** Aim of the task **
Copy the material that follows word for word and omit its pictures.

** Provided information **

+ + + + +

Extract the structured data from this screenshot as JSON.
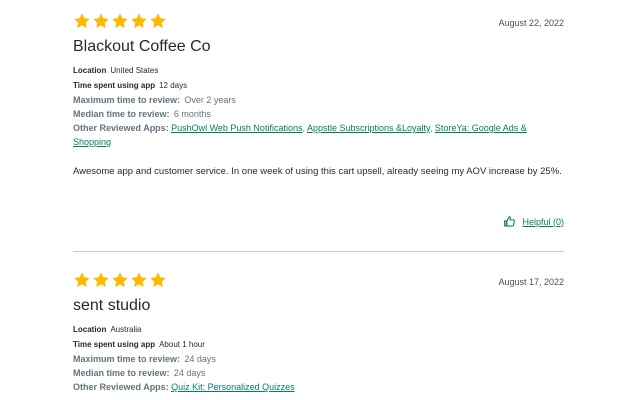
{
  "colors": {
    "star": "#ffb800",
    "link": "#008060",
    "divider": "#c9cccf"
  },
  "icons": {
    "star": "star-icon",
    "helpful": "thumbs-up-icon"
  },
  "reviews": [
    {
      "rating": 5,
      "date": "August 22, 2022",
      "shop": "Blackout Coffee Co",
      "location_label": "Location",
      "location": "United States",
      "time_label": "Time spent using app",
      "time": "12 days",
      "max_label": "Maximum time to review:",
      "max": "Over 2 years",
      "median_label": "Median time to review:",
      "median": "6 months",
      "apps_label": "Other Reviewed Apps:",
      "apps": [
        "PushOwl Web Push Notifications",
        "Appstle Subscriptions &Loyalty",
        "StoreYa: Google Ads & Shopping"
      ],
      "body": "Awesome app and customer service. In one week of using this cart upsell, already seeing my AOV increase by 25%.",
      "helpful": "Helpful (0)"
    },
    {
      "rating": 5,
      "date": "August 17, 2022",
      "shop": "sent studio",
      "location_label": "Location",
      "location": "Australia",
      "time_label": "Time spent using app",
      "time": "About 1 hour",
      "max_label": "Maximum time to review:",
      "max": "24 days",
      "median_label": "Median time to review:",
      "median": "24 days",
      "apps_label": "Other Reviewed Apps:",
      "apps": [
        "Quiz Kit: Personalized Quizzes"
      ]
    }
  ]
}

+ + + + +

** Correct result **
Extract the structured data from this screenshot as JSON.
{
  "colors": {
    "star": "#ffb800",
    "link": "#008060",
    "divider": "#c9cccf"
  },
  "icons": {
    "star": "star-icon",
    "helpful": "thumbs-up-icon"
  },
  "reviews": [
    {
      "rating": 5,
      "date": "August 22, 2022",
      "shop": "Blackout Coffee Co",
      "location_label": "Location",
      "location": "United States",
      "time_label": "Time spent using app",
      "time": "12 days",
      "max_label": "Maximum time to review:",
      "max": "Over 2 years",
      "median_label": "Median time to review:",
      "median": "6 months",
      "apps_label": "Other Reviewed Apps:",
      "apps": [
        "PushOwl Web Push Notifications",
        "Appstle Subscriptions &Loyalty",
        "StoreYa: Google Ads & Shopping"
      ],
      "body": "Awesome app and customer service. In one week of using this cart upsell, already seeing my AOV increase by 25%.",
      "helpful": "Helpful (0)"
    },
    {
      "rating": 5,
      "date": "August 17, 2022",
      "shop": "sent studio",
      "location_label": "Location",
      "location": "Australia",
      "time_label": "Time spent using app",
      "time": "About 1 hour",
      "max_label": "Maximum time to review:",
      "max": "24 days",
      "median_label": "Median time to review:",
      "median": "24 days",
      "apps_label": "Other Reviewed Apps:",
      "apps": [
        "Quiz Kit: Personalized Quizzes"
      ]
    }
  ]
}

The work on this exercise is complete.